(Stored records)
▼▼▼

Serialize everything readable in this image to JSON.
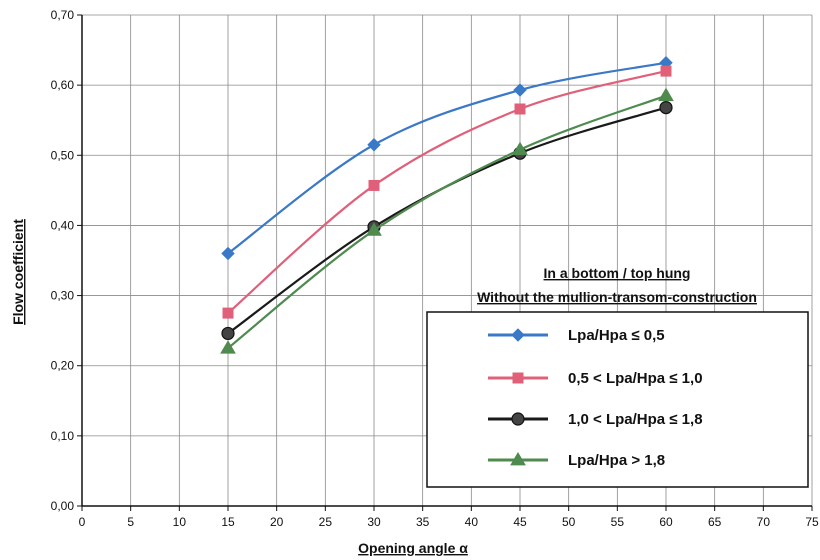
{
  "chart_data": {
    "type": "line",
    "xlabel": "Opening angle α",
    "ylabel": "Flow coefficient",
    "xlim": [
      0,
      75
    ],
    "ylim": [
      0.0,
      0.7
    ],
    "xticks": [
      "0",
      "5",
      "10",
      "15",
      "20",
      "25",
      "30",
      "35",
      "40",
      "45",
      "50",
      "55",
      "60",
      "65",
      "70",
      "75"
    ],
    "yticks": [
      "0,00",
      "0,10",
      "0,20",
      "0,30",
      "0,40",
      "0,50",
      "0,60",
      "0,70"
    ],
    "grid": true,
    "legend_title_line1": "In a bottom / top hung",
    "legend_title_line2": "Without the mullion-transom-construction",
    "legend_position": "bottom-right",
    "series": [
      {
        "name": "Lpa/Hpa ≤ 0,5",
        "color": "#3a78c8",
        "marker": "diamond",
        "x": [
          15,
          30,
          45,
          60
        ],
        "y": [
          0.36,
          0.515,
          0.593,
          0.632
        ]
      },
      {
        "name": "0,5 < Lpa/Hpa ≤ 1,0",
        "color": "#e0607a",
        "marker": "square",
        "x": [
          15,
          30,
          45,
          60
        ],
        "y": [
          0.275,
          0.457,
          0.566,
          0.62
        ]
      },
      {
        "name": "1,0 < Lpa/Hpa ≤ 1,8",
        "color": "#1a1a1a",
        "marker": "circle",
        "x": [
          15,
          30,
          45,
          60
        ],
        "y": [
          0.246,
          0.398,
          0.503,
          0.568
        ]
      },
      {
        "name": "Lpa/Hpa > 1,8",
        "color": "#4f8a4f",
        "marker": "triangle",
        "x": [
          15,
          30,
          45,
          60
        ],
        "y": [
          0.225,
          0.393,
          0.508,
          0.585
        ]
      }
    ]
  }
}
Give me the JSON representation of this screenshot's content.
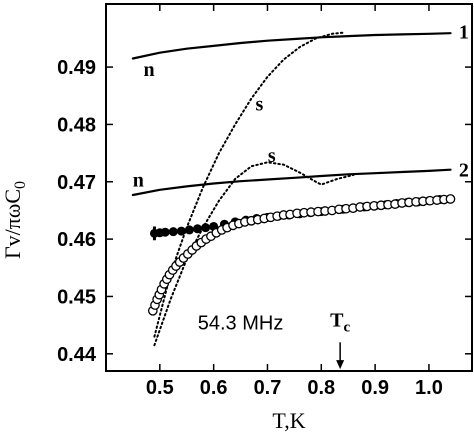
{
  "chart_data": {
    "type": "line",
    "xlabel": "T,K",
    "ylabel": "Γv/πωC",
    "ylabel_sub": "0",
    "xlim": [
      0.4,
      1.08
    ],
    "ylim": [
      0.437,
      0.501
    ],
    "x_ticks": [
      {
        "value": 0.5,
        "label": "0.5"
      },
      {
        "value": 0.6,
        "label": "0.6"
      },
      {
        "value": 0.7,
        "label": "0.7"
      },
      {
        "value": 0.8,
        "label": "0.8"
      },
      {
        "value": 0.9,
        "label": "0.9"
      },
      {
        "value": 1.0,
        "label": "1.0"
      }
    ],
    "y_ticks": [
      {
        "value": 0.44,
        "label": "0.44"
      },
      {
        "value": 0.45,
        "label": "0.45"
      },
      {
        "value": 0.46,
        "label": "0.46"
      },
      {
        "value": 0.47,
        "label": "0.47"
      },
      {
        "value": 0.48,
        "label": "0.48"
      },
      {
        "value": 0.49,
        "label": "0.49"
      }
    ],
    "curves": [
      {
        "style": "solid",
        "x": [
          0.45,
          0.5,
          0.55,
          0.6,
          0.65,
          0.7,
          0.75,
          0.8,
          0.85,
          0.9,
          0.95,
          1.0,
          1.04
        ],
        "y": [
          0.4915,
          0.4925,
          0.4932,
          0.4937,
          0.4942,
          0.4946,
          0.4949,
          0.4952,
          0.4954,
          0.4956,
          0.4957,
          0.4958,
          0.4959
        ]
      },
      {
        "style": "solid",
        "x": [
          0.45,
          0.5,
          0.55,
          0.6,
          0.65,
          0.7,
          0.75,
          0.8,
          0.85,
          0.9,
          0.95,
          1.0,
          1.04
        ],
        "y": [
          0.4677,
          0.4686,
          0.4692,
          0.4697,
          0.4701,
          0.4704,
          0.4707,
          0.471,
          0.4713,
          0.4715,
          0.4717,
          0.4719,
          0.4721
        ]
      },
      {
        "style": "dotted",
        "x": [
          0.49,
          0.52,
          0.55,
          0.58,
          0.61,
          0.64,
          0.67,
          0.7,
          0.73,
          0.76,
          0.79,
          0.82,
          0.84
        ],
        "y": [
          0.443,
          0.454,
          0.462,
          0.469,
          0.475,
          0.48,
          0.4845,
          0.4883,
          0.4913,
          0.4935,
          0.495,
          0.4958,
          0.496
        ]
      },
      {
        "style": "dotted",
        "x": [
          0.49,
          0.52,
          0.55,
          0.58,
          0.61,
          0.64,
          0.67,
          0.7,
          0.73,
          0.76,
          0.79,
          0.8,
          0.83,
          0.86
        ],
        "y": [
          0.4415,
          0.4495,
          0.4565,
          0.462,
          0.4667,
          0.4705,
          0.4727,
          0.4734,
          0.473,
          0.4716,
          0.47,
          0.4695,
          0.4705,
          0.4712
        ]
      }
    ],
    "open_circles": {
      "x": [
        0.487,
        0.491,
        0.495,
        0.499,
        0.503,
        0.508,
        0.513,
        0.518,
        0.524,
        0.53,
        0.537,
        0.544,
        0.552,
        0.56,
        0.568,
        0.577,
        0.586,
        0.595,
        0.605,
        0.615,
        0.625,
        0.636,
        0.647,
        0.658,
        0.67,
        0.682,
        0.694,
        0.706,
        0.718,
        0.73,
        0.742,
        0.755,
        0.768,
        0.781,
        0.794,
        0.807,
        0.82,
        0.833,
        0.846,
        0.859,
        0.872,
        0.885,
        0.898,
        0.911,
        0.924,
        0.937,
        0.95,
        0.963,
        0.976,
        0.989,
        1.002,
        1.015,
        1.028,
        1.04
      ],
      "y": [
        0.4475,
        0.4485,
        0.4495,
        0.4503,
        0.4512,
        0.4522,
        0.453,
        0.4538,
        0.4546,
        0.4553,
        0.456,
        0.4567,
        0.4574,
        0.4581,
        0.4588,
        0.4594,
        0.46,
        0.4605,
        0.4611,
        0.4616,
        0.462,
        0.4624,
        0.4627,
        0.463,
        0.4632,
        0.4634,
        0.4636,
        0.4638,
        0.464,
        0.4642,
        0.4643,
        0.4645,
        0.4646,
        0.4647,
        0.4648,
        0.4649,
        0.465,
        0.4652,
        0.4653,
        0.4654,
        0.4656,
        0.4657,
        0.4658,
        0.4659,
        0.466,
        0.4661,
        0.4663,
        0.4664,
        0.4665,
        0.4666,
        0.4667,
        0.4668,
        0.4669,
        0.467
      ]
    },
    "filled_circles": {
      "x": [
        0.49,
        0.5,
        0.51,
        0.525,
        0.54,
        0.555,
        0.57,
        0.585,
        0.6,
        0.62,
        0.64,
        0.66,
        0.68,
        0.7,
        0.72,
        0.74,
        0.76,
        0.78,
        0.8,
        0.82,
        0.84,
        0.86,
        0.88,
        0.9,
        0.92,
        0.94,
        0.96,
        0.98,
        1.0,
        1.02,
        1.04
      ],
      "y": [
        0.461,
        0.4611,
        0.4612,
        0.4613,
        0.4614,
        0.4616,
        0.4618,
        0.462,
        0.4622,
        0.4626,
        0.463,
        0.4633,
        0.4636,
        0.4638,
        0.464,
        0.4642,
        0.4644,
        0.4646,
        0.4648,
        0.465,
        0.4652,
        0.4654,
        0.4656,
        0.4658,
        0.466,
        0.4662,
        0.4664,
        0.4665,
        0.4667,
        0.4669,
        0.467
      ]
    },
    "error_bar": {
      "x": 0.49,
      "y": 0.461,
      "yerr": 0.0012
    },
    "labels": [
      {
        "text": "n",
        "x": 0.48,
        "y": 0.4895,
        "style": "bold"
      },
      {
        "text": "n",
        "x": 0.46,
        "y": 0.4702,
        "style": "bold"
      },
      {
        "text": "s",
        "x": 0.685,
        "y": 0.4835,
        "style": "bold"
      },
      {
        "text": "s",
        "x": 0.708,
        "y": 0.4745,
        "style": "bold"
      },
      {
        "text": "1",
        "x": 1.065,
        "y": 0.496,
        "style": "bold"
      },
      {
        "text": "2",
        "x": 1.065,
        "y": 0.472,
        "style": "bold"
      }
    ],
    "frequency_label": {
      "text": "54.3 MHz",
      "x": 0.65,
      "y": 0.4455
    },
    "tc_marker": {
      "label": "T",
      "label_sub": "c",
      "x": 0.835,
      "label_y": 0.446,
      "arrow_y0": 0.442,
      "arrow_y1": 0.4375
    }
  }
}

▲▲▲

Requirement -
Pick out lines containing the word "color", each one as written.

Exercise answer -
        "color": "#3a78c8",
        "color": "#e0607a",
        "color": "#1a1a1a",
        "color": "#4f8a4f",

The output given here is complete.